Record list
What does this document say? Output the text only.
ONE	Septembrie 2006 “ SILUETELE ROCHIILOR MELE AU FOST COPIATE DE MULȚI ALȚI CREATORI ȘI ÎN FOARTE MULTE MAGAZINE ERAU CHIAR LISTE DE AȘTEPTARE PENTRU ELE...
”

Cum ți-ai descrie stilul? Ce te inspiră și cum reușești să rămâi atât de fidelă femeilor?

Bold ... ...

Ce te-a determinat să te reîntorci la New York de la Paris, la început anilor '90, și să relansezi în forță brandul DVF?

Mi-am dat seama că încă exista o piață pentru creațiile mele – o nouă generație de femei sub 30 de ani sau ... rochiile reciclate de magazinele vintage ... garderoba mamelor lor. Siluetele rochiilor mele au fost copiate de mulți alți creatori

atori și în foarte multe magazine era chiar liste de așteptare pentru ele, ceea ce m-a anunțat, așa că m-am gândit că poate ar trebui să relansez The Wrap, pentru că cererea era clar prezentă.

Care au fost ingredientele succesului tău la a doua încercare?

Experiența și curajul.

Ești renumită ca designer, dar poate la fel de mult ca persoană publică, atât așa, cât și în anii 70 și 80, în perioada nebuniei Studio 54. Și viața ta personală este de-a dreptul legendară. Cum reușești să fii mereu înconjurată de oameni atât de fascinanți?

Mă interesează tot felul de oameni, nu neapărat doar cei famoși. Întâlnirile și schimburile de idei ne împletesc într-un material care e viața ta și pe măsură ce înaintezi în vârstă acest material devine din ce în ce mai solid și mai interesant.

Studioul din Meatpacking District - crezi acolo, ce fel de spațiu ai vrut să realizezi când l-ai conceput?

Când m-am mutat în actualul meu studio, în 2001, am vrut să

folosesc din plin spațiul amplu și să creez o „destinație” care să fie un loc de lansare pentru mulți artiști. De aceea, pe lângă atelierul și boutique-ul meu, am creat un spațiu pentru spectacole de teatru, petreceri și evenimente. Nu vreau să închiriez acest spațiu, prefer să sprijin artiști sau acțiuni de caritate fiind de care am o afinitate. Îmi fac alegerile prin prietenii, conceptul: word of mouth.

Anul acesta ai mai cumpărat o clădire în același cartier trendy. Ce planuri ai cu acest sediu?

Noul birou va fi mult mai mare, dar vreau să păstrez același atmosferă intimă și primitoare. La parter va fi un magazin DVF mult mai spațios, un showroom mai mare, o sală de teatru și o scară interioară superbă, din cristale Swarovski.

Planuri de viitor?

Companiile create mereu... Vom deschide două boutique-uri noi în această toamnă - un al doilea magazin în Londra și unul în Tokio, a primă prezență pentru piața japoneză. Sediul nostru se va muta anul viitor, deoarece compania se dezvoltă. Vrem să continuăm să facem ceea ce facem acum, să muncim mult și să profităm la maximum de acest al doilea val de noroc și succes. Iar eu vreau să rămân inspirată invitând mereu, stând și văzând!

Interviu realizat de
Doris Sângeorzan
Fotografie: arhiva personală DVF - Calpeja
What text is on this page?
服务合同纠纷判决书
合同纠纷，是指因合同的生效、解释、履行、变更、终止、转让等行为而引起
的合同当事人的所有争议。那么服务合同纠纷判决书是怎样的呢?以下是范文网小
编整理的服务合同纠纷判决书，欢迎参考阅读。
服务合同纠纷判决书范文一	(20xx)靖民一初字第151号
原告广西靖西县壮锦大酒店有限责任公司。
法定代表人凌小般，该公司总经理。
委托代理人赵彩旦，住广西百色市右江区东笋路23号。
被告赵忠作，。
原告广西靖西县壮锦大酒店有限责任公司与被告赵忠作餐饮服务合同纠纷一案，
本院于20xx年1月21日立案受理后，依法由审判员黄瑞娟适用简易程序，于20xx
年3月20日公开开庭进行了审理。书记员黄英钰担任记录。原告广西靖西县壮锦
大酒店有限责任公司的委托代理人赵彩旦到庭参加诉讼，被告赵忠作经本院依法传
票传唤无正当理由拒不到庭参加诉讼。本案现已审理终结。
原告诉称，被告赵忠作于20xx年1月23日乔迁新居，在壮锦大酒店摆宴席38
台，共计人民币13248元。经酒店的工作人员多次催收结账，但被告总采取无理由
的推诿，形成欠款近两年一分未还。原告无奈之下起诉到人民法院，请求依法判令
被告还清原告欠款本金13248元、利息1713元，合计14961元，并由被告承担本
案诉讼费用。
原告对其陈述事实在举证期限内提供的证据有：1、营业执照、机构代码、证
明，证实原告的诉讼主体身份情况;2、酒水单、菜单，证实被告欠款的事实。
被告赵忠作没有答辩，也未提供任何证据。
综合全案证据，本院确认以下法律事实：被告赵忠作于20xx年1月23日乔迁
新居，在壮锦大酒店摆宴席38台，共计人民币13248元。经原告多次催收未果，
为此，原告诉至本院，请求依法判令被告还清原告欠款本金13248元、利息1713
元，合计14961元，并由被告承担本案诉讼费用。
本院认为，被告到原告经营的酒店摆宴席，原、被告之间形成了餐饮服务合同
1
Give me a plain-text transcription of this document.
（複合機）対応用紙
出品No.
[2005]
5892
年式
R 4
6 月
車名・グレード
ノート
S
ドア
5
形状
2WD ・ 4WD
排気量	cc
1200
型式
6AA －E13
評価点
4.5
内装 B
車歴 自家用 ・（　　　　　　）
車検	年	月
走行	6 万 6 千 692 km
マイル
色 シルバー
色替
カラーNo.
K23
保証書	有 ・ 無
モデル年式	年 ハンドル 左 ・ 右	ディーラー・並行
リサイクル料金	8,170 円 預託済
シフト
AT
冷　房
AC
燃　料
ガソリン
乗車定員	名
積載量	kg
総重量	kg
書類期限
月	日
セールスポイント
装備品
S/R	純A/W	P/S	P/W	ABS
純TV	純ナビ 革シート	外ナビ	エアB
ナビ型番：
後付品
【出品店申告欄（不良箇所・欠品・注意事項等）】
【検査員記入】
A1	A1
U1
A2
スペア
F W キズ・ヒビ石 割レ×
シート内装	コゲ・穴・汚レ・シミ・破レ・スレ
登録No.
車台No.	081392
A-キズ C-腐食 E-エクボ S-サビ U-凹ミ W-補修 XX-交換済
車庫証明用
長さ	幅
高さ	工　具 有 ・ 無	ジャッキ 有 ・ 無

Task goal
Which lines contain the word "viața"? Copy each one.

Complete output
Ești renumită ca designer, dar poate la fel de mult ca persoană publică, atât așa, cât și în anii 70 și 80, în perioada nebuniei Studio 54. Și viața ta personală este de-a dreptul legendară. Cum reușești să fii mereu înconjurată de oameni atât de fascinanți?
Mă interesează tot felul de oameni, nu neapărat doar cei famoși. Întâlnirile și schimburile de idei ne împletesc într-un material care e viața ta și pe măsură ce înaintezi în vârstă acest material devine din ce în ce mai solid și mai interesant.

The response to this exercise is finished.